Convert the entries from the line containing "487, 361, 493]" up to and including the line containing "594, 558, 600]" into a numbered list, leaving out any blank lines.

_DATA FOR THIS EXERCISE_:
- - -
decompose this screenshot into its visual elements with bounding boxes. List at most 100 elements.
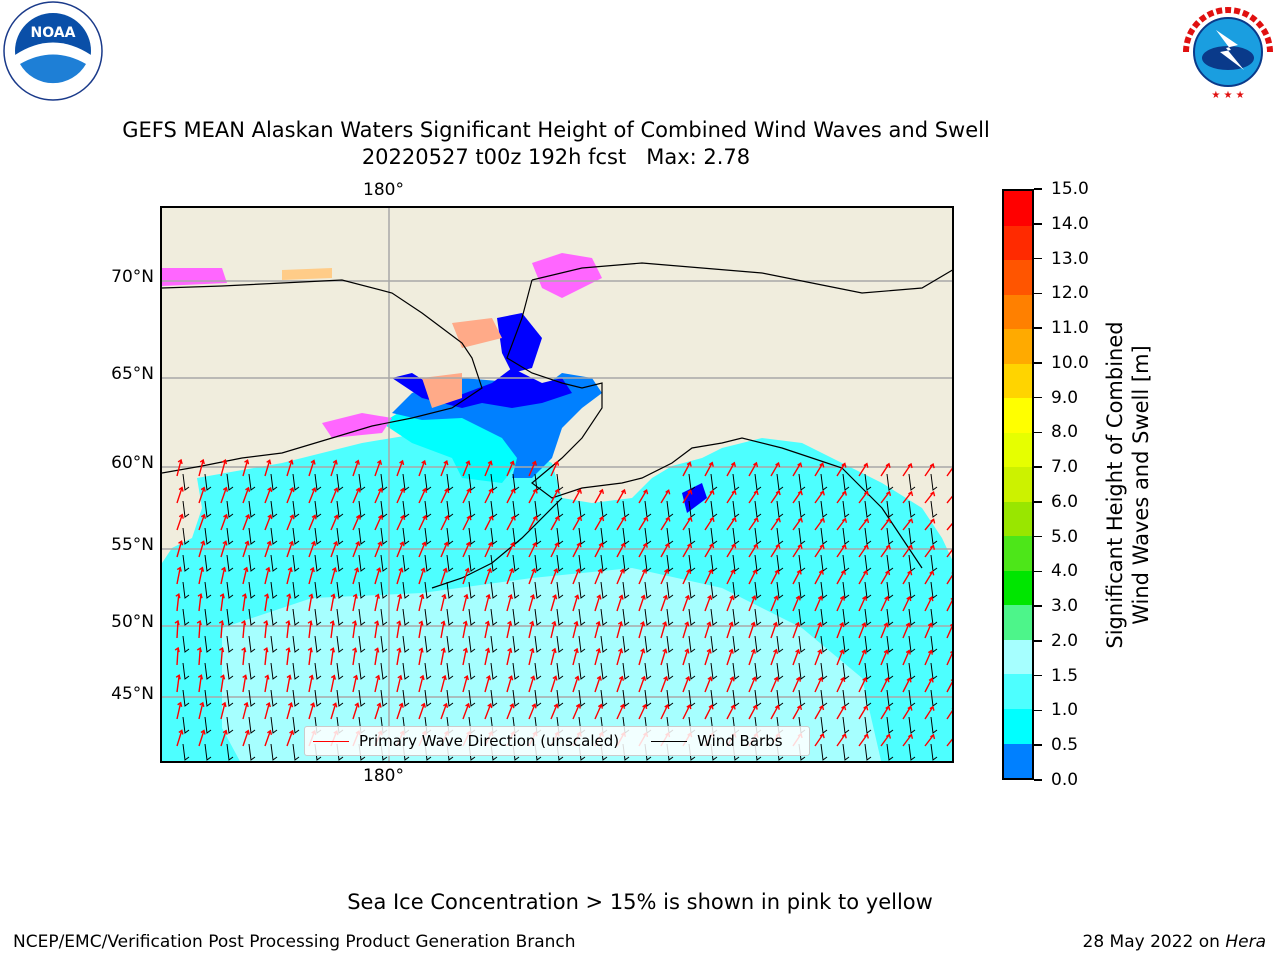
wave-arrow-head	[355, 487, 361, 493]
wind-barb	[512, 689, 520, 707]
wave-arrow	[264, 648, 268, 666]
wind-barb	[402, 662, 410, 680]
nws-logo: ★ ★ ★	[1178, 2, 1278, 102]
colorbar-tick-mark	[1034, 640, 1042, 642]
wave-arrow	[924, 463, 934, 477]
colorbar-tick-label: 9.0	[1051, 387, 1079, 408]
wind-barb	[556, 635, 564, 653]
wave-arrow	[858, 734, 868, 747]
wave-arrow	[242, 675, 247, 693]
wave-arrow	[704, 704, 713, 720]
wave-arrow	[726, 622, 733, 639]
wave-arrow-head	[840, 569, 846, 575]
wind-barb	[930, 716, 938, 734]
wave-arrow-head	[886, 490, 892, 497]
wind-barb	[446, 500, 454, 518]
wind-barb	[358, 527, 366, 545]
wind-barb	[314, 473, 322, 491]
wave-arrow	[682, 517, 692, 531]
wave-arrow	[374, 648, 379, 666]
wave-arrow-head	[531, 460, 537, 466]
wave-arrow-head	[244, 540, 250, 546]
colorbar-tick-mark	[1034, 327, 1042, 329]
wave-arrow	[704, 649, 711, 666]
wind-barb	[336, 554, 344, 572]
sea-ice-6	[422, 373, 462, 408]
wave-arrow-head	[864, 517, 870, 524]
wave-arrow-head	[795, 648, 801, 655]
wave-arrow	[924, 570, 934, 585]
svg-text:★ ★ ★: ★ ★ ★	[1211, 90, 1244, 101]
wave-arrow	[440, 568, 447, 585]
wave-arrow-head	[398, 702, 404, 708]
wind-barb	[490, 662, 498, 680]
wave-arrow	[264, 487, 272, 504]
wave-arrow	[198, 514, 206, 531]
wave-arrow-head	[352, 593, 358, 599]
wave-arrow	[902, 706, 912, 720]
wind-barb	[468, 527, 476, 545]
wave-arrow-head	[906, 595, 912, 602]
wave-arrow-head	[885, 733, 892, 739]
wind-barb	[424, 554, 432, 572]
wind-barb	[798, 608, 806, 626]
wave-arrow	[286, 460, 293, 477]
wind-barb	[204, 716, 212, 734]
wind-barb	[688, 554, 696, 572]
wind-barb	[930, 743, 938, 761]
wave-arrow	[880, 491, 890, 504]
wave-arrow	[550, 489, 559, 504]
wind-barb	[600, 689, 608, 707]
wind-barb	[886, 635, 894, 653]
wave-arrow-head	[333, 487, 339, 493]
colorbar-tick-label: 2.0	[1051, 630, 1079, 651]
wave-arrow	[880, 623, 888, 639]
wave-arrow	[902, 623, 910, 639]
lat-label-65: 65°N	[111, 364, 154, 384]
footer-date: 28 May 2022 on Hera	[1083, 932, 1267, 952]
wave-arrow	[418, 488, 427, 504]
wind-barb	[886, 473, 894, 491]
wave-arrow	[506, 648, 512, 666]
wave-arrow-head	[929, 570, 935, 576]
wave-arrow	[286, 594, 291, 612]
wave-arrow	[462, 621, 467, 639]
wind-barb	[644, 608, 652, 626]
wave-arrow-head	[486, 675, 492, 681]
wave-arrow-head	[552, 594, 558, 600]
wave-arrow-head	[398, 567, 404, 573]
wave-arrow-head	[263, 620, 269, 626]
wave-arrow	[638, 569, 646, 585]
wave-arrow	[946, 624, 952, 639]
wind-barb	[358, 500, 366, 518]
colorbar-segment	[1004, 674, 1032, 709]
wave-arrow-head	[817, 595, 823, 601]
wave-arrow-head	[399, 459, 405, 466]
wave-arrow-head	[621, 516, 627, 522]
wave-arrow	[374, 594, 380, 612]
wave-arrow-head	[309, 566, 315, 573]
wind-barb	[292, 500, 300, 518]
wave-arrow	[660, 517, 670, 531]
wind-barb	[534, 635, 542, 653]
wind-barb	[204, 500, 212, 518]
wave-arrow-head	[177, 458, 183, 465]
wind-barb	[292, 581, 300, 599]
wave-arrow	[330, 675, 336, 693]
wind-barb	[468, 662, 476, 680]
wave-arrow-head	[444, 514, 450, 521]
wind-barb	[798, 473, 806, 491]
wave-arrow	[704, 676, 712, 693]
wave-arrow-head	[863, 569, 869, 576]
wave-arrow	[264, 594, 269, 612]
wave-arrow	[176, 702, 182, 720]
wind-barb	[556, 473, 564, 491]
wave-arrow	[770, 677, 778, 693]
wave-arrow	[198, 567, 204, 585]
wave-arrow	[594, 676, 601, 693]
wave-arrow-head	[510, 488, 516, 494]
noaa-logo: NOAA	[3, 1, 103, 101]
wave-arrow	[660, 676, 668, 693]
colorbar-tick-label: 6.0	[1051, 491, 1079, 512]
wave-arrow-head	[908, 733, 914, 739]
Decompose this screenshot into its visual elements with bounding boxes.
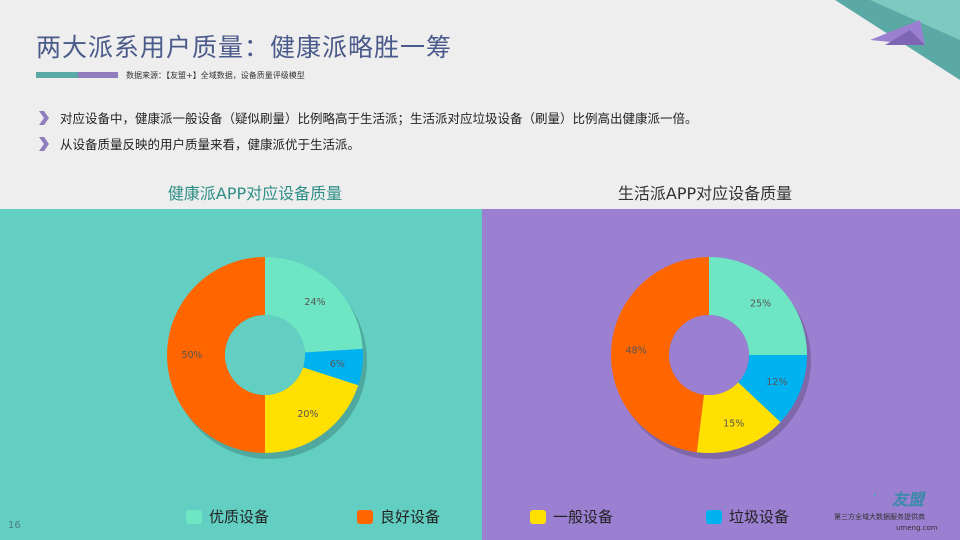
donut-slice-4 — [167, 257, 265, 453]
bullet-2: 从设备质量反映的用户质量来看，健康派优于生活派。 — [36, 134, 360, 153]
logo-text: 友盟 — [892, 490, 925, 509]
legend-item-normal: 一般设备 — [530, 506, 613, 527]
provider-text: 第三方全域大数据服务提供商 — [834, 513, 925, 521]
donut-slice-1 — [709, 257, 807, 355]
donut-hole — [225, 315, 305, 395]
chevron-right-icon — [39, 136, 49, 151]
bullet-1-text: 对应设备中，健康派一般设备（疑似刷量）比例略高于生活派；生活派对应垃圾设备（刷量… — [60, 111, 698, 126]
chart-title-health: 健康派APP对应设备质量 — [167, 184, 343, 203]
legend-label-garbage: 垃圾设备 — [729, 508, 790, 526]
donut-slice-label-4: 48% — [626, 345, 647, 356]
chevron-right-icon — [39, 110, 49, 125]
legend-label-good: 良好设备 — [380, 508, 441, 526]
donut-slice-3 — [696, 382, 781, 453]
chart-title-life: 生活派APP对应设备质量 — [617, 184, 793, 203]
donut-slice-label-2: 12% — [766, 377, 787, 388]
donut-hole — [669, 315, 749, 395]
data-source: 数据来源：【友盟+】全域数据，设备质量评级模型 — [126, 71, 305, 80]
legend-item-good: 良好设备 — [357, 506, 440, 527]
donut-slice-3 — [265, 367, 359, 453]
legend-swatch-good — [357, 509, 373, 524]
donut-slice-4 — [610, 257, 709, 453]
legend-swatch-normal — [530, 509, 546, 524]
legend-swatch-excellent — [186, 509, 202, 524]
donut-slice-label-1: 24% — [304, 297, 325, 308]
site-text: umeng.com — [896, 524, 938, 532]
legend: 优质设备 良好设备 一般设备 垃圾设备 — [0, 506, 960, 530]
donut-slice-label-3: 15% — [723, 419, 744, 430]
umeng-logo-icon — [872, 492, 877, 498]
title-accent-purple — [78, 72, 118, 78]
bullet-2-text: 从设备质量反映的用户质量来看，健康派优于生活派。 — [60, 137, 361, 152]
page-number: 16 — [8, 520, 21, 531]
donut-slice-label-1: 25% — [750, 298, 771, 309]
donut-slice-label-2: 6% — [330, 359, 345, 370]
page-title: 两大派系用户质量：健康派略胜一筹 — [36, 33, 453, 62]
legend-label-excellent: 优质设备 — [209, 508, 270, 526]
bullet-1: 对应设备中，健康派一般设备（疑似刷量）比例略高于生活派；生活派对应垃圾设备（刷量… — [36, 108, 698, 127]
donut-slice-1 — [265, 257, 363, 353]
donut-slice-2 — [303, 348, 363, 386]
legend-item-excellent: 优质设备 — [186, 506, 269, 527]
legend-swatch-garbage — [706, 509, 722, 524]
title-accent-teal — [36, 72, 78, 78]
legend-item-garbage: 垃圾设备 — [706, 506, 789, 527]
donut-slice-label-4: 50% — [181, 350, 202, 361]
legend-label-normal: 一般设备 — [553, 508, 614, 526]
donut-chart-life: 25% 12% 15% 48% — [610, 257, 811, 459]
donut-chart-health: 24% 6% 20% 50% — [167, 257, 367, 459]
corner-decoration — [835, 0, 960, 80]
donut-slice-2 — [738, 355, 807, 423]
donut-slice-label-3: 20% — [297, 409, 318, 420]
- - -
_EXERCISE RESPONSE_:
1. wave-arrow-head	[355, 487, 361, 493]
2. wind-barb	[512, 689, 520, 707]
3. wave-arrow	[264, 648, 268, 666]
4. wind-barb	[402, 662, 410, 680]
5. nws-logo: ★ ★ ★	[1178, 2, 1278, 102]
6. colorbar-tick-mark	[1034, 640, 1042, 642]
7. wave-arrow	[924, 463, 934, 477]
8. colorbar-tick-label: 9.0	[1051, 387, 1079, 408]
9. wind-barb	[556, 635, 564, 653]
10. wave-arrow	[858, 734, 868, 747]
11. wave-arrow	[242, 675, 247, 693]
12. wave-arrow	[704, 704, 713, 720]
13. wave-arrow	[726, 622, 733, 639]
14. wave-arrow-head	[840, 569, 846, 575]
15. wind-barb	[930, 716, 938, 734]
16. wave-arrow-head	[886, 490, 892, 497]
17. wind-barb	[446, 500, 454, 518]
18. wind-barb	[358, 527, 366, 545]
19. wind-barb	[314, 473, 322, 491]
20. wave-arrow	[682, 517, 692, 531]
21. wave-arrow	[374, 648, 379, 666]
22. wave-arrow-head	[531, 460, 537, 466]
23. wave-arrow-head	[244, 540, 250, 546]
24. colorbar-tick-mark	[1034, 327, 1042, 329]
25. wave-arrow	[704, 649, 711, 666]
26. wind-barb	[336, 554, 344, 572]
27. sea-ice-6	[422, 373, 462, 408]
28. wave-arrow-head	[864, 517, 870, 524]
29. wave-arrow-head	[795, 648, 801, 655]
30. wave-arrow	[924, 570, 934, 585]
31. svg-text:★ ★ ★: ★ ★ ★	[1211, 90, 1244, 101]
32. wave-arrow	[440, 568, 447, 585]
33. wave-arrow-head	[398, 702, 404, 708]
34. wind-barb	[490, 662, 498, 680]
35. wave-arrow	[264, 487, 272, 504]
36. wave-arrow	[198, 514, 206, 531]
37. wave-arrow-head	[352, 593, 358, 599]
38. wave-arrow	[902, 706, 912, 720]
39. wind-barb	[468, 527, 476, 545]
40. wave-arrow-head	[906, 595, 912, 602]
41. wave-arrow-head	[885, 733, 892, 739]
42. wind-barb	[424, 554, 432, 572]
43. wind-barb	[798, 608, 806, 626]
44. wave-arrow	[286, 460, 293, 477]
45. wind-barb	[204, 716, 212, 734]
46. wind-barb	[688, 554, 696, 572]
47. wind-barb	[930, 743, 938, 761]
48. wave-arrow	[880, 491, 890, 504]
49. wave-arrow	[550, 489, 559, 504]
50. wind-barb	[600, 689, 608, 707]
51. wind-barb	[886, 635, 894, 653]
52. wave-arrow-head	[333, 487, 339, 493]
53. colorbar-tick-label: 2.0	[1051, 630, 1079, 651]
54. wave-arrow	[880, 623, 888, 639]
55. wave-arrow	[902, 623, 910, 639]
56. lat-label-65: 65°N	[111, 364, 154, 384]
57. footer-date: 28 May 2022 on Hera	[1083, 932, 1267, 952]
58. wave-arrow	[418, 488, 427, 504]
59. wind-barb	[886, 473, 894, 491]
60. wave-arrow	[506, 648, 512, 666]
61. wave-arrow-head	[929, 570, 935, 576]
62. wave-arrow	[286, 594, 291, 612]
63. wave-arrow	[462, 621, 467, 639]
64. wind-barb	[644, 608, 652, 626]
65. wave-arrow-head	[486, 675, 492, 681]
66. wave-arrow-head	[552, 594, 558, 600]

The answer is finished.